# Start of Dataset excerpts

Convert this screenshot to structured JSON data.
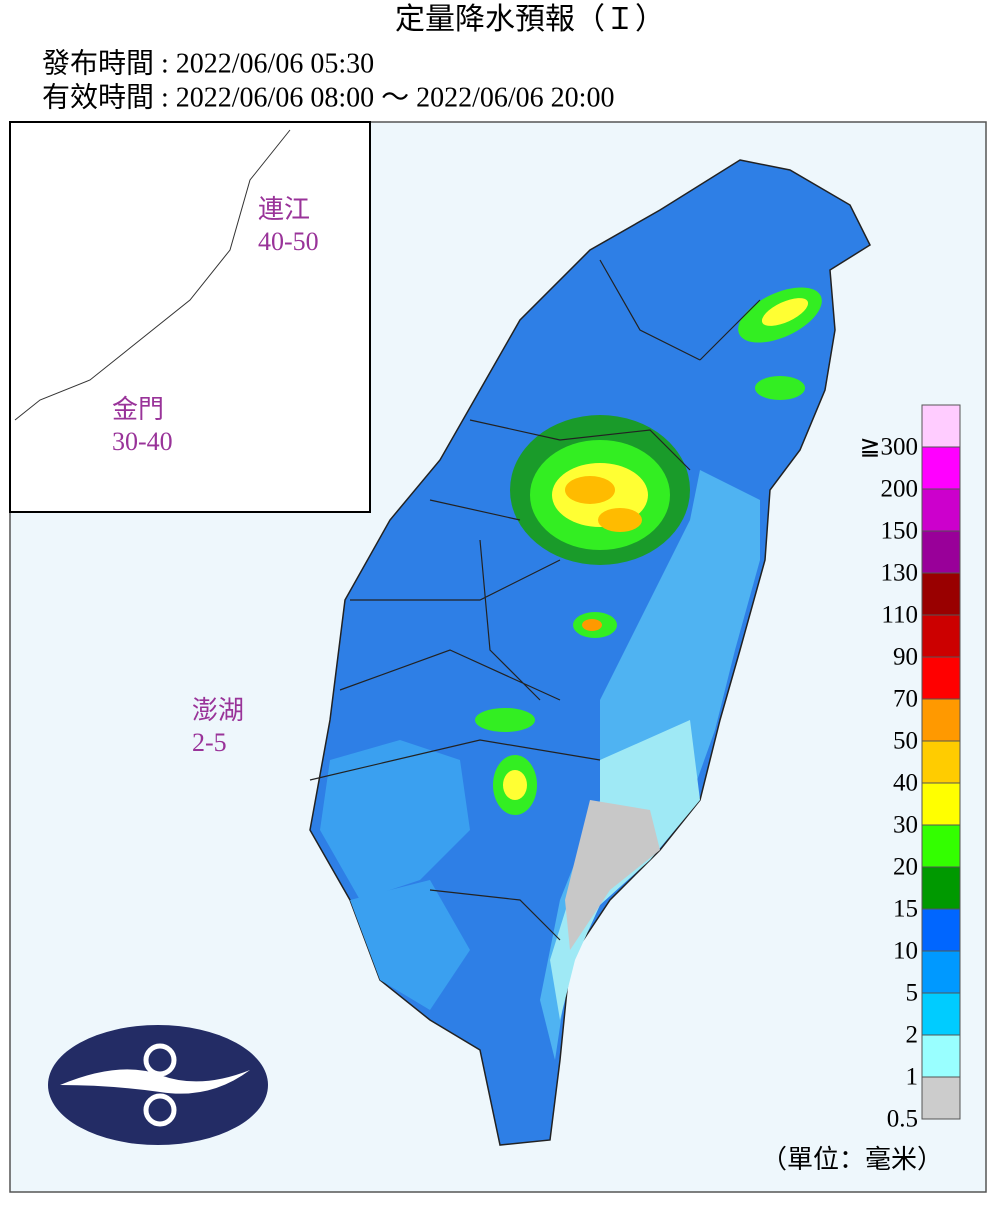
{
  "header": {
    "title": "定量降水預報（Ｉ）",
    "issued": "發布時間 : 2022/06/06 05:30",
    "valid": "有效時間 : 2022/06/06 08:00 ～ 2022/06/06 20:00"
  },
  "regions": [
    {
      "name": "連江",
      "range": "40-50"
    },
    {
      "name": "金門",
      "range": "30-40"
    },
    {
      "name": "澎湖",
      "range": "2-5"
    }
  ],
  "legend": {
    "unit": "（單位：毫米）",
    "items": [
      {
        "color": "#ffccff",
        "label": "≧300"
      },
      {
        "color": "#ff00ff",
        "label": "200"
      },
      {
        "color": "#cc00cc",
        "label": "150"
      },
      {
        "color": "#990099",
        "label": "130"
      },
      {
        "color": "#990000",
        "label": "110"
      },
      {
        "color": "#cc0000",
        "label": "90"
      },
      {
        "color": "#ff0000",
        "label": "70"
      },
      {
        "color": "#ff9900",
        "label": "50"
      },
      {
        "color": "#ffcc00",
        "label": "40"
      },
      {
        "color": "#ffff00",
        "label": "30"
      },
      {
        "color": "#33ff00",
        "label": "20"
      },
      {
        "color": "#009900",
        "label": "15"
      },
      {
        "color": "#0066ff",
        "label": "10"
      },
      {
        "color": "#0099ff",
        "label": "5"
      },
      {
        "color": "#00ccff",
        "label": "2"
      },
      {
        "color": "#99ffff",
        "label": "1"
      },
      {
        "color": "#cccccc",
        "label": "0.5"
      }
    ]
  }
}
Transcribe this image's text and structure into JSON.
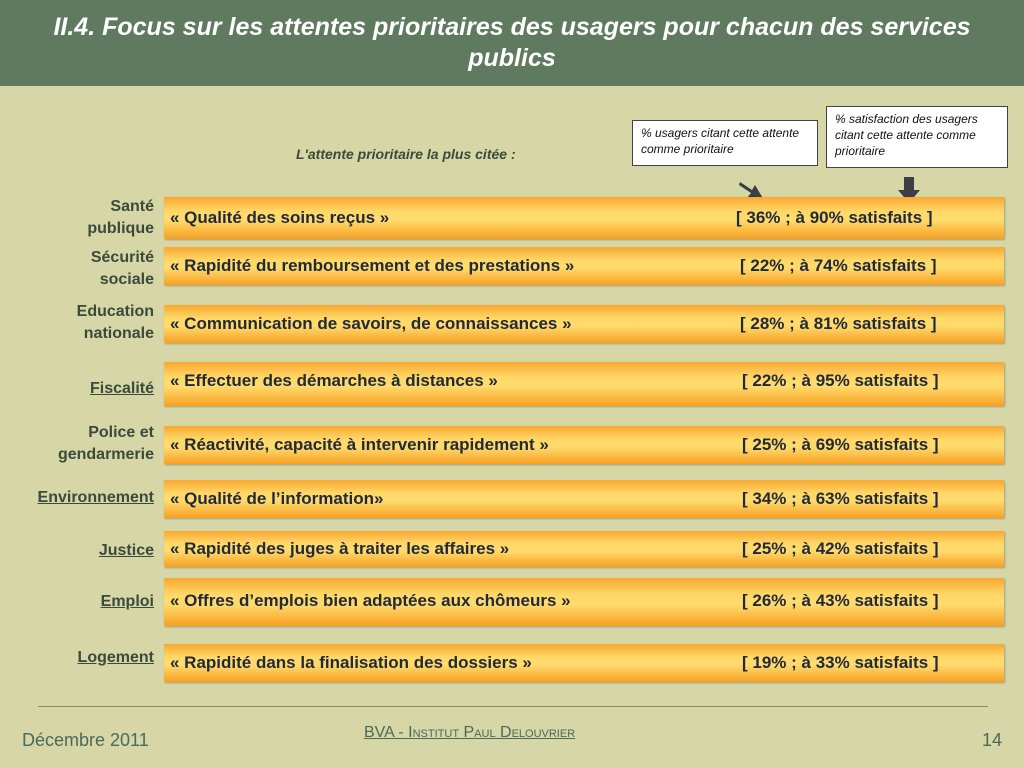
{
  "title": "II.4. Focus sur les attentes prioritaires des usagers pour chacun des services publics",
  "subheader": "L'attente prioritaire la plus citée :",
  "legend": {
    "pct_label": "% usagers citant cette attente comme prioritaire",
    "sat_label": "% satisfaction des usagers citant cette attente comme prioritaire"
  },
  "rows": [
    {
      "service": "Santé publique",
      "expectation": "« Qualité des soins reçus »",
      "stat": "[ 36% ; à 90% satisfaits ]",
      "pct_citing": 36,
      "pct_satisfied": 90
    },
    {
      "service": "Sécurité sociale",
      "expectation": "« Rapidité du remboursement et des prestations »",
      "stat": "[ 22% ; à 74% satisfaits ]",
      "pct_citing": 22,
      "pct_satisfied": 74
    },
    {
      "service": "Education nationale",
      "expectation": "« Communication de savoirs, de connaissances »",
      "stat": "[ 28% ; à 81% satisfaits ]",
      "pct_citing": 28,
      "pct_satisfied": 81
    },
    {
      "service": "Fiscalité",
      "expectation": "« Effectuer des démarches à distances »",
      "stat": "[ 22% ; à 95% satisfaits ]",
      "pct_citing": 22,
      "pct_satisfied": 95
    },
    {
      "service": "Police et gendarmerie",
      "expectation": "« Réactivité, capacité à intervenir rapidement »",
      "stat": "[ 25% ; à 69% satisfaits ]",
      "pct_citing": 25,
      "pct_satisfied": 69
    },
    {
      "service": "Environnement",
      "expectation": "« Qualité de l’information»",
      "stat": "[ 34% ; à 63% satisfaits ]",
      "pct_citing": 34,
      "pct_satisfied": 63
    },
    {
      "service": "Justice",
      "expectation": "« Rapidité des juges à traiter les affaires »",
      "stat": "[ 25% ; à 42% satisfaits ]",
      "pct_citing": 25,
      "pct_satisfied": 42
    },
    {
      "service": "Emploi",
      "expectation": "« Offres d’emplois bien adaptées aux chômeurs »",
      "stat": "[ 26% ; à 43% satisfaits ]",
      "pct_citing": 26,
      "pct_satisfied": 43
    },
    {
      "service": "Logement",
      "expectation": "« Rapidité dans la finalisation des dossiers »",
      "stat": "[ 19% ; à 33% satisfaits ]",
      "pct_citing": 19,
      "pct_satisfied": 33
    }
  ],
  "footer": {
    "date": "Décembre 2011",
    "org": "BVA - Institut Paul Delouvrier",
    "page": "14"
  },
  "colors": {
    "header_bg": "#5f7a5f",
    "page_bg": "#d6d6a6",
    "bar_orange": "#f8a022",
    "bar_yellow": "#ffd868",
    "label_text": "#3b4a3b"
  }
}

# End of Dataset excerpts

The required answer is a single number: the count of lines in the entries that hold the string "cette".

2